What the exercise asks:
Quote every entry word for word.

Data entries:
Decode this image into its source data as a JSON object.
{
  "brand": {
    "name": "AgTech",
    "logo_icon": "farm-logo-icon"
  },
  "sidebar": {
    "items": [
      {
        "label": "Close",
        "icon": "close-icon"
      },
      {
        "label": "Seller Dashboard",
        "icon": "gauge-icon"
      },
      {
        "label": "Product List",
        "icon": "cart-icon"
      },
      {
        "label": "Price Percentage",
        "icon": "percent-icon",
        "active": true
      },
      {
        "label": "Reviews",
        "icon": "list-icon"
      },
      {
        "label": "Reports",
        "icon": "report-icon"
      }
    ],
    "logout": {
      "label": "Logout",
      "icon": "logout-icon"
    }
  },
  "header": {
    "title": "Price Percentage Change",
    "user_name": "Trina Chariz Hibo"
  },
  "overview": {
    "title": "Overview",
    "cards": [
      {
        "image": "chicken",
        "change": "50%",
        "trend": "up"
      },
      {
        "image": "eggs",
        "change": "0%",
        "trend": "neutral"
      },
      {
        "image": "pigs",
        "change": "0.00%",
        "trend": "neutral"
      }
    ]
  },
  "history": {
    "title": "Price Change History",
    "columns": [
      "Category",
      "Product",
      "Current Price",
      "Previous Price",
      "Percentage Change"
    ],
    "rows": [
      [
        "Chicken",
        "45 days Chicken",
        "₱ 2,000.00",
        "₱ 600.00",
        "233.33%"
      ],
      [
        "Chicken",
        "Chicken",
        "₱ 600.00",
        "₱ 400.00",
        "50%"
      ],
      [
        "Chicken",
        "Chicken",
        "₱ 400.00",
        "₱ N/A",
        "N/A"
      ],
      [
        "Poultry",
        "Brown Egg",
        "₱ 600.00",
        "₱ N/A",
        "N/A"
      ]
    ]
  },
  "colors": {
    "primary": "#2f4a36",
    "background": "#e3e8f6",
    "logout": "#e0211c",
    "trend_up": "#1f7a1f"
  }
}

The response:
Decode this image into its source data as a JSON object.
{
  "brand": {
    "name": "AgTech",
    "logo_icon": "farm-logo-icon"
  },
  "sidebar": {
    "items": [
      {
        "label": "Close",
        "icon": "close-icon"
      },
      {
        "label": "Seller Dashboard",
        "icon": "gauge-icon"
      },
      {
        "label": "Product List",
        "icon": "cart-icon"
      },
      {
        "label": "Price Percentage",
        "icon": "percent-icon",
        "active": true
      },
      {
        "label": "Reviews",
        "icon": "list-icon"
      },
      {
        "label": "Reports",
        "icon": "report-icon"
      }
    ],
    "logout": {
      "label": "Logout",
      "icon": "logout-icon"
    }
  },
  "header": {
    "title": "Price Percentage Change",
    "user_name": "Trina Chariz Hibo"
  },
  "overview": {
    "title": "Overview",
    "cards": [
      {
        "image": "chicken",
        "change": "50%",
        "trend": "up"
      },
      {
        "image": "eggs",
        "change": "0%",
        "trend": "neutral"
      },
      {
        "image": "pigs",
        "change": "0.00%",
        "trend": "neutral"
      }
    ]
  },
  "history": {
    "title": "Price Change History",
    "columns": [
      "Category",
      "Product",
      "Current Price",
      "Previous Price",
      "Percentage Change"
    ],
    "rows": [
      [
        "Chicken",
        "45 days Chicken",
        "₱ 2,000.00",
        "₱ 600.00",
        "233.33%"
      ],
      [
        "Chicken",
        "Chicken",
        "₱ 600.00",
        "₱ 400.00",
        "50%"
      ],
      [
        "Chicken",
        "Chicken",
        "₱ 400.00",
        "₱ N/A",
        "N/A"
      ],
      [
        "Poultry",
        "Brown Egg",
        "₱ 600.00",
        "₱ N/A",
        "N/A"
      ]
    ]
  },
  "colors": {
    "primary": "#2f4a36",
    "background": "#e3e8f6",
    "logout": "#e0211c",
    "trend_up": "#1f7a1f"
  }
}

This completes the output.